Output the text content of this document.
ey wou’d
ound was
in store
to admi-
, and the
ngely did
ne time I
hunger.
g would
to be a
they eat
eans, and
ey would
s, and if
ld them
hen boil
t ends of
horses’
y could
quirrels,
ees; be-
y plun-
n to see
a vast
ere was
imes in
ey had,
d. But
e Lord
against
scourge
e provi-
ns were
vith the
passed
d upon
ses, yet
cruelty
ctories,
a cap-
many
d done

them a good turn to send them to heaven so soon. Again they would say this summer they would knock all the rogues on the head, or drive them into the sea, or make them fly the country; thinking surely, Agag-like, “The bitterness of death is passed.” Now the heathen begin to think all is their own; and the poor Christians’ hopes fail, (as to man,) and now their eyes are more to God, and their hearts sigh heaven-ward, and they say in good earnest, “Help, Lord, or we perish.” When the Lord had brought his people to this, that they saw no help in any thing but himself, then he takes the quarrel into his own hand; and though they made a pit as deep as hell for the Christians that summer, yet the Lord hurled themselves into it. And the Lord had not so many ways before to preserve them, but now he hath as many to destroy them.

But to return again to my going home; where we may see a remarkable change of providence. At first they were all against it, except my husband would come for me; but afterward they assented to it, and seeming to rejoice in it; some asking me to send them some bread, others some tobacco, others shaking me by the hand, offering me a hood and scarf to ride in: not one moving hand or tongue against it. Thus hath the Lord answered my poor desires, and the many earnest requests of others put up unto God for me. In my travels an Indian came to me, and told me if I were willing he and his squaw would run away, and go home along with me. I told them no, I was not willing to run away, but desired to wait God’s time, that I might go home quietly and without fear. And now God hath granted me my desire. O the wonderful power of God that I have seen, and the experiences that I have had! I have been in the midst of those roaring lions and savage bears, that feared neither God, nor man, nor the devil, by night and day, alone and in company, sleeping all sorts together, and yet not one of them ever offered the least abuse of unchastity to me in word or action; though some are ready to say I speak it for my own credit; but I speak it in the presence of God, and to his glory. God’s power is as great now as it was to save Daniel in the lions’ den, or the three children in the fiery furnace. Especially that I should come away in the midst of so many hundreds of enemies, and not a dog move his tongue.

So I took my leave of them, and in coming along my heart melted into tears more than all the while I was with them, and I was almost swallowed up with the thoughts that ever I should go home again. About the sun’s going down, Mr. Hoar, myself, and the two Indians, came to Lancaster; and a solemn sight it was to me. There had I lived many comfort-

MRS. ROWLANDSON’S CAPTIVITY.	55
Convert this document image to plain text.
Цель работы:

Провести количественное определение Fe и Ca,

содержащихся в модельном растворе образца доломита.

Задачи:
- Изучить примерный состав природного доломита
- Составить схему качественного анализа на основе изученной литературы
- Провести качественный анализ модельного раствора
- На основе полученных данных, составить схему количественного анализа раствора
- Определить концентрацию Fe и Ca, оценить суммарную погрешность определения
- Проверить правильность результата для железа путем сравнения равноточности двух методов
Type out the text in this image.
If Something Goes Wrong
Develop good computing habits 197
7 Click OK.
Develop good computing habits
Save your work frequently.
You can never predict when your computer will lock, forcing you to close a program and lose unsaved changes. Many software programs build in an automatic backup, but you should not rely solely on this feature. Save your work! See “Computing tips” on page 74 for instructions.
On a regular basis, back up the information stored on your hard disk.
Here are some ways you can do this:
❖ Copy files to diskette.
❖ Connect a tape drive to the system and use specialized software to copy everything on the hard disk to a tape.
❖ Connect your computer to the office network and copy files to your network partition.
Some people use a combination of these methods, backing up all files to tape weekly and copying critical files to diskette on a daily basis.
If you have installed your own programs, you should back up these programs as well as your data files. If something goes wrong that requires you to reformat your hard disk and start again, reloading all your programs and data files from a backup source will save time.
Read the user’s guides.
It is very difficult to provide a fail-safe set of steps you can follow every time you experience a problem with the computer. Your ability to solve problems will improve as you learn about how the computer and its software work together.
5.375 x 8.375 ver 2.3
════
Repeat the data precisely, line by line.

Output the text content of this document.
ey wou’d
ound was
in store
to admi-
, and the
ngely did
ne time I
hunger.
g would
to be a
they eat
eans, and
ey would
s, and if
ld them
hen boil
t ends of
horses’
y could
quirrels,
ees; be-
y plun-
n to see
a vast
ere was
imes in
ey had,
d. But
e Lord
against
scourge
e provi-
ns were
vith the
passed
d upon
ses, yet
cruelty
ctories,
a cap-
many
d done

them a good turn to send them to heaven so soon. Again they would say this summer they would knock all the rogues on the head, or drive them into the sea, or make them fly the country; thinking surely, Agag-like, “The bitterness of death is passed.” Now the heathen begin to think all is their own; and the poor Christians’ hopes fail, (as to man,) and now their eyes are more to God, and their hearts sigh heaven-ward, and they say in good earnest, “Help, Lord, or we perish.” When the Lord had brought his people to this, that they saw no help in any thing but himself, then he takes the quarrel into his own hand; and though they made a pit as deep as hell for the Christians that summer, yet the Lord hurled themselves into it. And the Lord had not so many ways before to preserve them, but now he hath as many to destroy them.

But to return again to my going home; where we may see a remarkable change of providence. At first they were all against it, except my husband would come for me; but afterward they assented to it, and seeming to rejoice in it; some asking me to send them some bread, others some tobacco, others shaking me by the hand, offering me a hood and scarf to ride in: not one moving hand or tongue against it. Thus hath the Lord answered my poor desires, and the many earnest requests of others put up unto God for me. In my travels an Indian came to me, and told me if I were willing he and his squaw would run away, and go home along with me. I told them no, I was not willing to run away, but desired to wait God’s time, that I might go home quietly and without fear. And now God hath granted me my desire. O the wonderful power of God that I have seen, and the experiences that I have had! I have been in the midst of those roaring lions and savage bears, that feared neither God, nor man, nor the devil, by night and day, alone and in company, sleeping all sorts together, and yet not one of them ever offered the least abuse of unchastity to me in word or action; though some are ready to say I speak it for my own credit; but I speak it in the presence of God, and to his glory. God’s power is as great now as it was to save Daniel in the lions’ den, or the three children in the fiery furnace. Especially that I should come away in the midst of so many hundreds of enemies, and not a dog move his tongue.

So I took my leave of them, and in coming along my heart melted into tears more than all the while I was with them, and I was almost swallowed up with the thoughts that ever I should go home again. About the sun’s going down, Mr. Hoar, myself, and the two Indians, came to Lancaster; and a solemn sight it was to me. There had I lived many comfort-

MRS. ROWLANDSON’S CAPTIVITY.	55
Convert this document image to plain text.
Цель работы:

Провести количественное определение Fe и Ca,

содержащихся в модельном растворе образца доломита.

Задачи:
- Изучить примерный состав природного доломита
- Составить схему качественного анализа на основе изученной литературы
- Провести качественный анализ модельного раствора
- На основе полученных данных, составить схему количественного анализа раствора
- Определить концентрацию Fe и Ca, оценить суммарную погрешность определения
- Проверить правильность результата для железа путем сравнения равноточности двух методов
Type out the text in this image.
If Something Goes Wrong
Develop good computing habits 197
7 Click OK.
Develop good computing habits
Save your work frequently.
You can never predict when your computer will lock, forcing you to close a program and lose unsaved changes. Many software programs build in an automatic backup, but you should not rely solely on this feature. Save your work! See “Computing tips” on page 74 for instructions.
On a regular basis, back up the information stored on your hard disk.
Here are some ways you can do this:
❖ Copy files to diskette.
❖ Connect a tape drive to the system and use specialized software to copy everything on the hard disk to a tape.
❖ Connect your computer to the office network and copy files to your network partition.
Some people use a combination of these methods, backing up all files to tape weekly and copying critical files to diskette on a daily basis.
If you have installed your own programs, you should back up these programs as well as your data files. If something goes wrong that requires you to reformat your hard disk and start again, reloading all your programs and data files from a backup source will save time.
Read the user’s guides.
It is very difficult to provide a fail-safe set of steps you can follow every time you experience a problem with the computer. Your ability to solve problems will improve as you learn about how the computer and its software work together.
5.375 x 8.375 ver 2.3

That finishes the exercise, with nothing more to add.